**DATA EXTRACT**
▼▼▼

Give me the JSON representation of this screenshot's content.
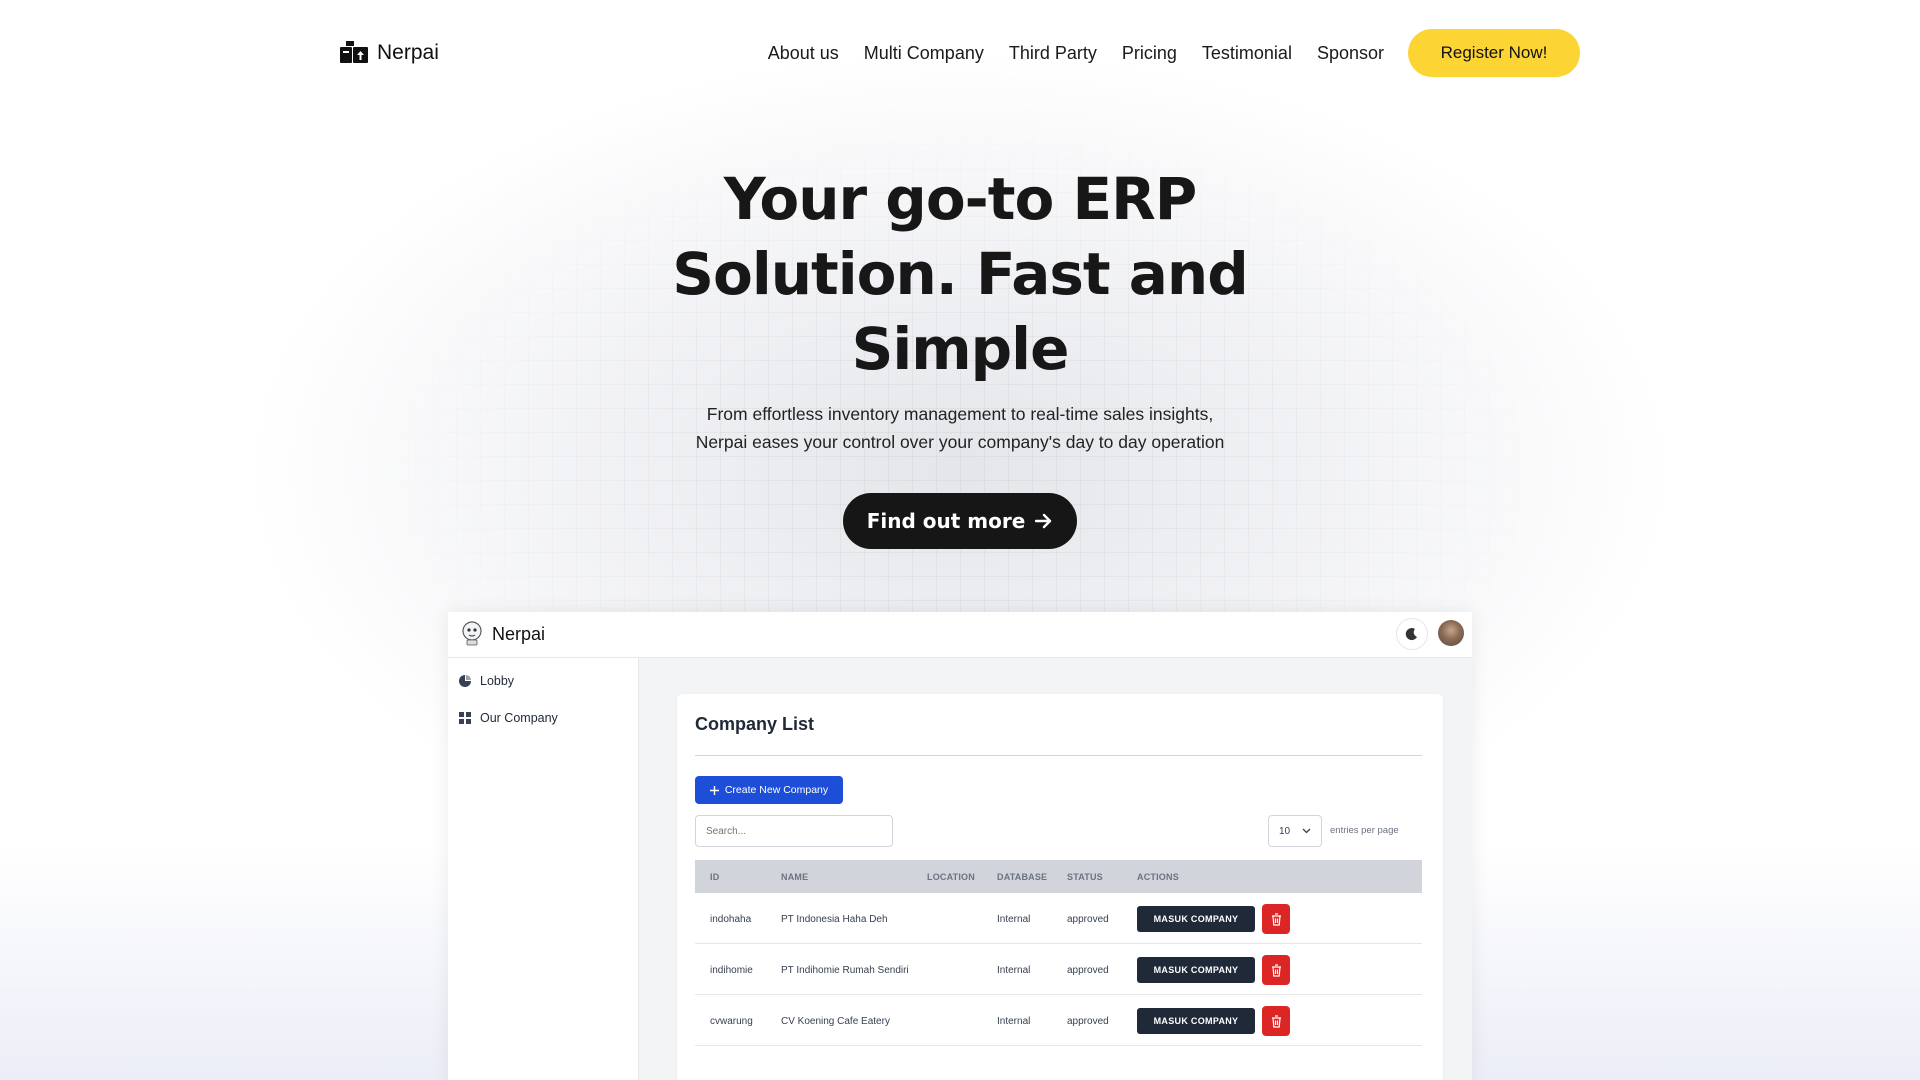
{
  "site": {
    "brand": "Nerpai",
    "nav_links": [
      "About us",
      "Multi Company",
      "Third Party",
      "Pricing",
      "Testimonial",
      "Sponsor"
    ],
    "register_label": "Register Now!"
  },
  "hero": {
    "title": "Your go-to ERP Solution. Fast and Simple",
    "subtitle_line1": "From effortless inventory management to real-time sales insights,",
    "subtitle_line2": "Nerpai eases your control over your company's day to day operation",
    "cta_label": "Find out more",
    "cta_icon": "arrow-right-icon"
  },
  "app": {
    "name": "Nerpai",
    "sidebar": [
      {
        "label": "Lobby",
        "icon": "pie-chart-icon"
      },
      {
        "label": "Our Company",
        "icon": "grid-icon"
      }
    ],
    "card_title": "Company List",
    "create_label": "Create New Company",
    "search_placeholder": "Search...",
    "per_page_value": "10",
    "per_page_label": "entries per page",
    "columns": [
      "ID",
      "NAME",
      "LOCATION",
      "DATABASE",
      "STATUS",
      "ACTIONS"
    ],
    "rows": [
      {
        "id": "indohaha",
        "name": "PT Indonesia Haha Deh",
        "location": "",
        "database": "Internal",
        "status": "approved"
      },
      {
        "id": "indihomie",
        "name": "PT Indihomie Rumah Sendiri",
        "location": "",
        "database": "Internal",
        "status": "approved"
      },
      {
        "id": "cvwarung",
        "name": "CV Koening Cafe Eatery",
        "location": "",
        "database": "Internal",
        "status": "approved"
      }
    ],
    "action_label": "MASUK COMPANY",
    "colors": {
      "accent": "#fcd535",
      "primary": "#1d4ed8",
      "danger": "#dc2626",
      "dark": "#1f2937"
    }
  }
}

▲▲▲

**WRITTEN EXERCISE**
Tally the lines holding the string "Nerpai" and give only the count.

**RESULT OF THE EXERCISE**
3